-- START OF Listed records --
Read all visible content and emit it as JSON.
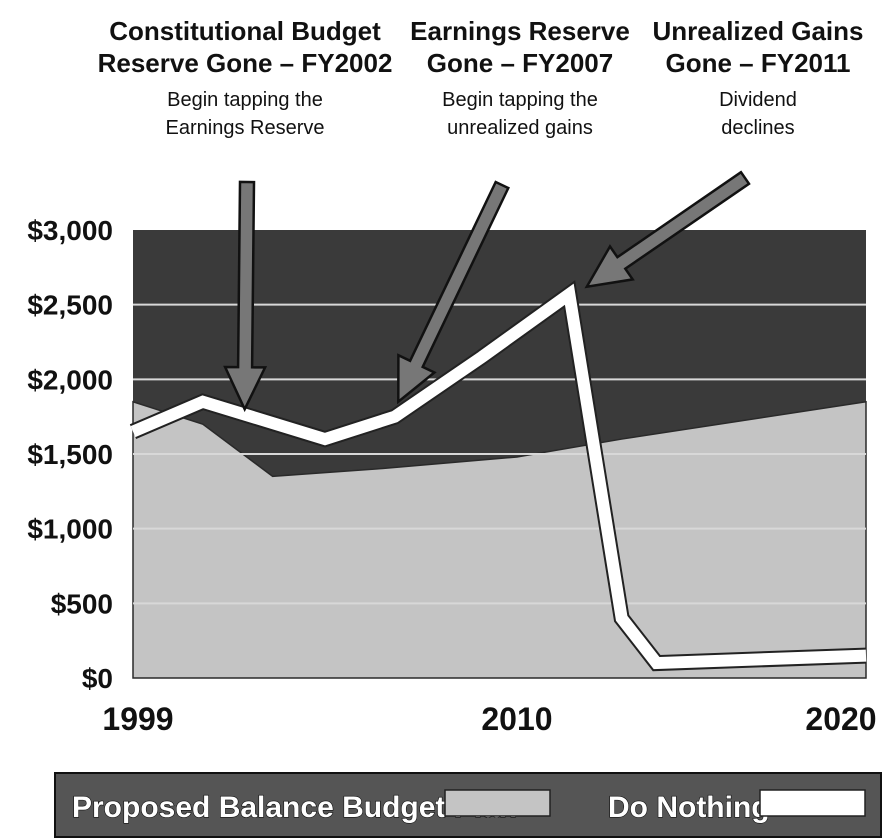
{
  "chart_data": {
    "type": "area",
    "x_min": 1999,
    "x_max": 2020,
    "ylim": [
      0,
      3000
    ],
    "x_ticks": [
      "1999",
      "2010",
      "2020"
    ],
    "y_ticks": [
      {
        "value": 0,
        "label": "$0"
      },
      {
        "value": 500,
        "label": "$500"
      },
      {
        "value": 1000,
        "label": "$1,000"
      },
      {
        "value": 1500,
        "label": "$1,500"
      },
      {
        "value": 2000,
        "label": "$2,000"
      },
      {
        "value": 2500,
        "label": "$2,500"
      },
      {
        "value": 3000,
        "label": "$3,000"
      }
    ],
    "grid": true,
    "legend_position": "bottom",
    "series": [
      {
        "name": "Proposed Balance Budget Plan",
        "style": "area",
        "color": "#c4c4c4",
        "x": [
          1999,
          2001,
          2003,
          2006,
          2010,
          2013,
          2020
        ],
        "y": [
          1850,
          1700,
          1350,
          1400,
          1480,
          1600,
          1850
        ]
      },
      {
        "name": "Do Nothing",
        "style": "line",
        "color": "#ffffff",
        "x": [
          1999,
          2001,
          2004.5,
          2006.5,
          2009,
          2011.5,
          2013,
          2014,
          2020
        ],
        "y": [
          1650,
          1850,
          1600,
          1750,
          2150,
          2570,
          400,
          100,
          150
        ]
      }
    ],
    "annotations": [
      {
        "title_lines": [
          "Constitutional Budget",
          "Reserve Gone – FY2002"
        ],
        "sub_lines": [
          "Begin tapping the",
          "Earnings Reserve"
        ],
        "point": {
          "x": 2002.2,
          "y": 1800
        }
      },
      {
        "title_lines": [
          "Earnings Reserve",
          "Gone – FY2007"
        ],
        "sub_lines": [
          "Begin tapping the",
          "unrealized gains"
        ],
        "point": {
          "x": 2006.6,
          "y": 1850
        }
      },
      {
        "title_lines": [
          "Unrealized Gains",
          "Gone – FY2011"
        ],
        "sub_lines": [
          "Dividend",
          "declines"
        ],
        "point": {
          "x": 2012.0,
          "y": 2620
        }
      }
    ]
  },
  "colors": {
    "plot_background": "#3a3a3a",
    "gridline": "#d8d8d8",
    "area_outline": "#2a2a2a",
    "legend_background": "#555555"
  }
}
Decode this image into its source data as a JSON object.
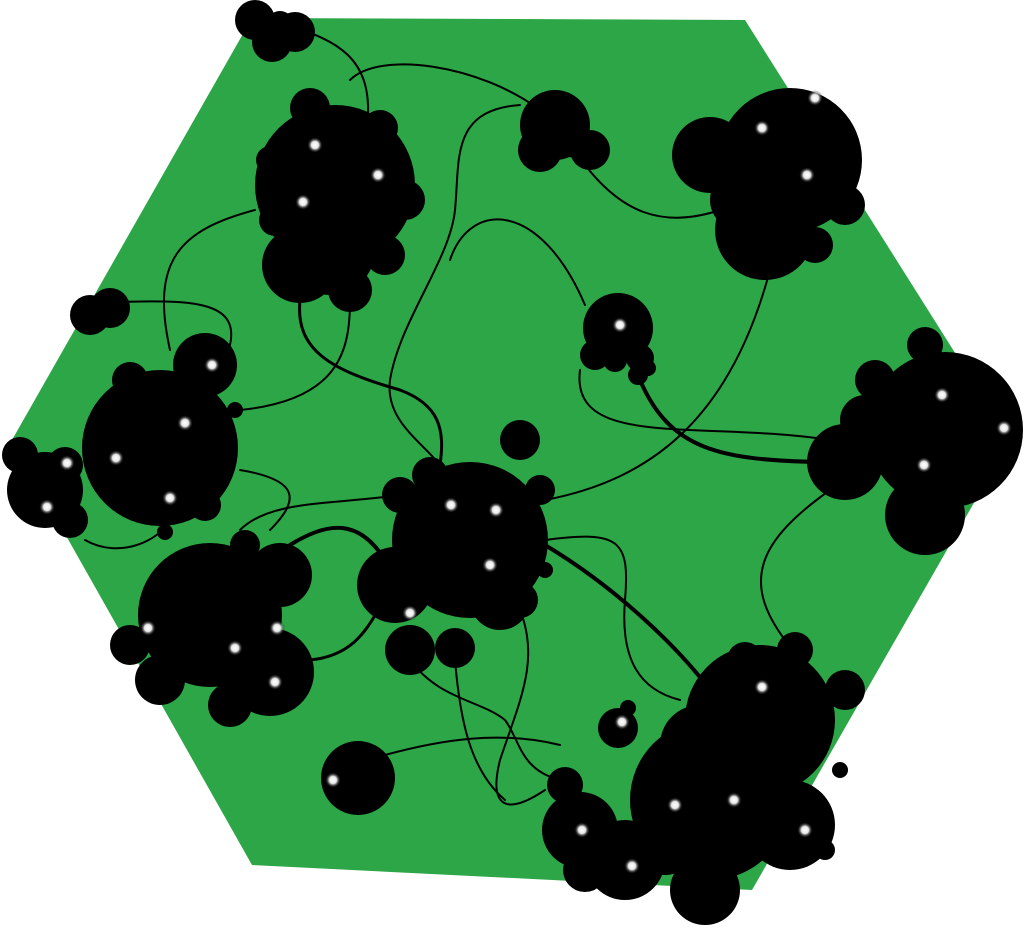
-- END OF Listed records --
Your task is to retype all the entries exactly and leave out any pictures.

### Full answer
Read all visible content and emit it as JSON.
{
  "chart_data": {
    "type": "area",
    "x_min": 1999,
    "x_max": 2020,
    "ylim": [
      0,
      3000
    ],
    "x_ticks": [
      "1999",
      "2010",
      "2020"
    ],
    "y_ticks": [
      {
        "value": 0,
        "label": "$0"
      },
      {
        "value": 500,
        "label": "$500"
      },
      {
        "value": 1000,
        "label": "$1,000"
      },
      {
        "value": 1500,
        "label": "$1,500"
      },
      {
        "value": 2000,
        "label": "$2,000"
      },
      {
        "value": 2500,
        "label": "$2,500"
      },
      {
        "value": 3000,
        "label": "$3,000"
      }
    ],
    "grid": true,
    "legend_position": "bottom",
    "series": [
      {
        "name": "Proposed Balance Budget Plan",
        "style": "area",
        "color": "#c4c4c4",
        "x": [
          1999,
          2001,
          2003,
          2006,
          2010,
          2013,
          2020
        ],
        "y": [
          1850,
          1700,
          1350,
          1400,
          1480,
          1600,
          1850
        ]
      },
      {
        "name": "Do Nothing",
        "style": "line",
        "color": "#ffffff",
        "x": [
          1999,
          2001,
          2004.5,
          2006.5,
          2009,
          2011.5,
          2013,
          2014,
          2020
        ],
        "y": [
          1650,
          1850,
          1600,
          1750,
          2150,
          2570,
          400,
          100,
          150
        ]
      }
    ],
    "annotations": [
      {
        "title_lines": [
          "Constitutional Budget",
          "Reserve Gone – FY2002"
        ],
        "sub_lines": [
          "Begin tapping the",
          "Earnings Reserve"
        ],
        "point": {
          "x": 2002.2,
          "y": 1800
        }
      },
      {
        "title_lines": [
          "Earnings Reserve",
          "Gone – FY2007"
        ],
        "sub_lines": [
          "Begin tapping the",
          "unrealized gains"
        ],
        "point": {
          "x": 2006.6,
          "y": 1850
        }
      },
      {
        "title_lines": [
          "Unrealized Gains",
          "Gone – FY2011"
        ],
        "sub_lines": [
          "Dividend",
          "declines"
        ],
        "point": {
          "x": 2012.0,
          "y": 2620
        }
      }
    ]
  },
  "colors": {
    "plot_background": "#3a3a3a",
    "gridline": "#d8d8d8",
    "area_outline": "#2a2a2a",
    "legend_background": "#555555"
  }
}
Decode this image into its source data as a JSON object.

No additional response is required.